= TO DO =
Your task is to locate every line holding the string "this" and to copy each of them.

= THE RECORDS =

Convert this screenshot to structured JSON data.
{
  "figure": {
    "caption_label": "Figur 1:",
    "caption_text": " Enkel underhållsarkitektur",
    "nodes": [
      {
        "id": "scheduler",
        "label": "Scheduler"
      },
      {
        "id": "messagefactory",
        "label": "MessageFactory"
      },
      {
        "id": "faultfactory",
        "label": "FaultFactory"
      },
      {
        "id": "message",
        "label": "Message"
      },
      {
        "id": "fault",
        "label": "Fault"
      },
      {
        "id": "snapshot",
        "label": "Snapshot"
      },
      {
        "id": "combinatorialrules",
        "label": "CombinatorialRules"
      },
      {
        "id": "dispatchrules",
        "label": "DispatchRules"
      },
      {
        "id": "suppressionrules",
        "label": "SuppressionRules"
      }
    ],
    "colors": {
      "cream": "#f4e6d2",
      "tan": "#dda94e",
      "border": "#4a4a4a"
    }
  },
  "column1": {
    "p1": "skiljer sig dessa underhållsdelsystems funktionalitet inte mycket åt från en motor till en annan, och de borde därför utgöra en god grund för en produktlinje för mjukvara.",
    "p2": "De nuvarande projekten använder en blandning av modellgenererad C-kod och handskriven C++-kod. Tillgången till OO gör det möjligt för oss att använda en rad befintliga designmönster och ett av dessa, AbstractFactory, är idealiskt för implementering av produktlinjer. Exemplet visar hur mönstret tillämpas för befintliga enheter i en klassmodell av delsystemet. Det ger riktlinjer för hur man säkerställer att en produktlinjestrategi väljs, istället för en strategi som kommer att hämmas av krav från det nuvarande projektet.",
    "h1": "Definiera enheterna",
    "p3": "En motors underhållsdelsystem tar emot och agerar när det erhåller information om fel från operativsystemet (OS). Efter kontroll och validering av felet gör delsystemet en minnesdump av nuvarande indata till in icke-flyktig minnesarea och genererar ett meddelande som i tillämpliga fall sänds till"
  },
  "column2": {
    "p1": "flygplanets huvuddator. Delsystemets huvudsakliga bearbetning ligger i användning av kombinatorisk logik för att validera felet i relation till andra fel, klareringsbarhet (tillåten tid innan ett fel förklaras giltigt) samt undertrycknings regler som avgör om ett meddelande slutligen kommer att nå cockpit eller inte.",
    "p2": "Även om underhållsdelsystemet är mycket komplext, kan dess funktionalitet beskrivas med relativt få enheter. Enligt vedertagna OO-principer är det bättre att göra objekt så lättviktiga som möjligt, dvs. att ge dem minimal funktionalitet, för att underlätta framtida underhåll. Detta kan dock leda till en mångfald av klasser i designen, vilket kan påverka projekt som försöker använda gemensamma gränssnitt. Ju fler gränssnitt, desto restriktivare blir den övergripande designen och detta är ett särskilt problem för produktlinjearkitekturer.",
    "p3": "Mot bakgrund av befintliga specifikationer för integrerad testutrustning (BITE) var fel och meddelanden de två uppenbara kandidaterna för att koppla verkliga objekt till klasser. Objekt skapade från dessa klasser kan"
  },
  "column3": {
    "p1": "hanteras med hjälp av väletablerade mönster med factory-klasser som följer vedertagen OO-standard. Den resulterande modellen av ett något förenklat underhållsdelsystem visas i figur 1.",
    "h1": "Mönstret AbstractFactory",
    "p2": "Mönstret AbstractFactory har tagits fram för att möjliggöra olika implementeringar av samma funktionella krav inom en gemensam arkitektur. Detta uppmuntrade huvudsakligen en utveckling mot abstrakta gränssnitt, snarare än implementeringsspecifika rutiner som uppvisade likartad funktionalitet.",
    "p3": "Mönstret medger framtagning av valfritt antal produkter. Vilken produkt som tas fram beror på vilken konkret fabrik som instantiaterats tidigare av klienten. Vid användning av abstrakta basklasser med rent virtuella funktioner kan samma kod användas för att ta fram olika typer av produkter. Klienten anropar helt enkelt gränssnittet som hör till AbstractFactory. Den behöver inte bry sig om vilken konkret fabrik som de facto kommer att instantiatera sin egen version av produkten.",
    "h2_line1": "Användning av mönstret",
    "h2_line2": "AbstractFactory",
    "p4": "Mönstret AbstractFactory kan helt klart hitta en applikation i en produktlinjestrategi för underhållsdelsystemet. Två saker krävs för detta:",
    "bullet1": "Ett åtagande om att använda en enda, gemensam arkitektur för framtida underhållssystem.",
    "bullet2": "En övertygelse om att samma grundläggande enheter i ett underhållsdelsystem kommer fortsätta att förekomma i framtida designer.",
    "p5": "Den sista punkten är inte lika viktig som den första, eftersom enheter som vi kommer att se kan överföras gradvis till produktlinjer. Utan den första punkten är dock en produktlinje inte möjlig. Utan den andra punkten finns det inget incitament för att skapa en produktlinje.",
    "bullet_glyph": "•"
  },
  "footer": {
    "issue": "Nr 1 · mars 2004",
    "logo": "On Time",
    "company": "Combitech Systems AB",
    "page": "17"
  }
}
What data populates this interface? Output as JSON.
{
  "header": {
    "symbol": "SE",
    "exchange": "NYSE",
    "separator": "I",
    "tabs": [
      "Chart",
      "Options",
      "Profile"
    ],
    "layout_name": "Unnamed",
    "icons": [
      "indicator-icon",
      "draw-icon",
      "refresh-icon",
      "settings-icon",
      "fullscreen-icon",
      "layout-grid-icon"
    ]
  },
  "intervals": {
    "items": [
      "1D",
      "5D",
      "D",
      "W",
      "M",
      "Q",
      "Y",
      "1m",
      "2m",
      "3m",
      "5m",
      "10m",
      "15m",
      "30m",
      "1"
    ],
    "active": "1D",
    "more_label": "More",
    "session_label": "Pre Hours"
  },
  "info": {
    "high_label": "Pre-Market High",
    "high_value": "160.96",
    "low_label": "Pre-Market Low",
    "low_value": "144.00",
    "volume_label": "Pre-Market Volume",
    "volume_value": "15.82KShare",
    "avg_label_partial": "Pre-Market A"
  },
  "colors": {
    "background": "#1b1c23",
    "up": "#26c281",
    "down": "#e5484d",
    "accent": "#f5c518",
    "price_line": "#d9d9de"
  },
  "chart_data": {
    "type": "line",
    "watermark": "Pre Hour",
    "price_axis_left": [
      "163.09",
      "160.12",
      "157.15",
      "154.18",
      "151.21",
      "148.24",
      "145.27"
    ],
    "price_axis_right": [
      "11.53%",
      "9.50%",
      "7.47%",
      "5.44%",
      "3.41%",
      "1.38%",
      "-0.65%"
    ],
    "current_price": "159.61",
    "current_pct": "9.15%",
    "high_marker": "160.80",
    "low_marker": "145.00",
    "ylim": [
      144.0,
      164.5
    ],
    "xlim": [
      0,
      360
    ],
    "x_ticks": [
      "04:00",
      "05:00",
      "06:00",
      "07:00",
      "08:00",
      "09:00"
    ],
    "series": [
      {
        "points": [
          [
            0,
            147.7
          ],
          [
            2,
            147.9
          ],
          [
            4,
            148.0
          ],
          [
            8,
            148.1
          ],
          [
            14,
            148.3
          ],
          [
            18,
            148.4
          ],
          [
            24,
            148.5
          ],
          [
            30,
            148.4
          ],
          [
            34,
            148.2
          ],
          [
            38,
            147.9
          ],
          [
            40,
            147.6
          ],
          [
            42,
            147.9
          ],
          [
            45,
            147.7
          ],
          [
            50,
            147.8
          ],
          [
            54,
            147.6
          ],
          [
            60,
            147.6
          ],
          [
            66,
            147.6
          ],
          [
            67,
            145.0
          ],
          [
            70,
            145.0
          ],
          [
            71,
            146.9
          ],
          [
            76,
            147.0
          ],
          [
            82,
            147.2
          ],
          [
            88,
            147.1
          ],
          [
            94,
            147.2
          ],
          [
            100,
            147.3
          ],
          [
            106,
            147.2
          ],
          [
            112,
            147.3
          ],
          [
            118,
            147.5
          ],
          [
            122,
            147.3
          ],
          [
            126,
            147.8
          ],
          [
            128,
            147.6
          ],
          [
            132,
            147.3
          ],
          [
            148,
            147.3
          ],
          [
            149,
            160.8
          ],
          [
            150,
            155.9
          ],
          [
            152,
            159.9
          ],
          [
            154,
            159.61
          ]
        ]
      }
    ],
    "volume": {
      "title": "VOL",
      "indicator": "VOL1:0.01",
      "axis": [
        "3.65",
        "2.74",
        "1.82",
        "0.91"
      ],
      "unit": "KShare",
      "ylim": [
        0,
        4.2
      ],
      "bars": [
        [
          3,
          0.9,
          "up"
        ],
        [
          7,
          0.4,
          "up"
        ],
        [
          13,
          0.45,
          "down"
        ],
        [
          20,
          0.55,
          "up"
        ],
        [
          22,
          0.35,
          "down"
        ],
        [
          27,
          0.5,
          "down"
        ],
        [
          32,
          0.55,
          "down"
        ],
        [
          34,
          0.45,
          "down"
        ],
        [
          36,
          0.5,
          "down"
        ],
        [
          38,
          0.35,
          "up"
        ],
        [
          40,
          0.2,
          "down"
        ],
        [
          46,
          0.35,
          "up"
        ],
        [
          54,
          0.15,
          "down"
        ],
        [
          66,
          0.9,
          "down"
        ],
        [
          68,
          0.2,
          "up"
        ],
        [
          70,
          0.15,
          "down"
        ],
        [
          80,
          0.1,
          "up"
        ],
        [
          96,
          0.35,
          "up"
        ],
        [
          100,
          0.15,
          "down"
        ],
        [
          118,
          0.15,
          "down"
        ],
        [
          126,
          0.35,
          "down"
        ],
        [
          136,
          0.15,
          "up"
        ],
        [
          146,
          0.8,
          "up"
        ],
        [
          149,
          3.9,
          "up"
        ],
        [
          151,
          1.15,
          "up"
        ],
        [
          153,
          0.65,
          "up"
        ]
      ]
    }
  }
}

= IN RESPONSE =
Convert this screenshot to structured JSON data.
What data populates this interface? Output as JSON.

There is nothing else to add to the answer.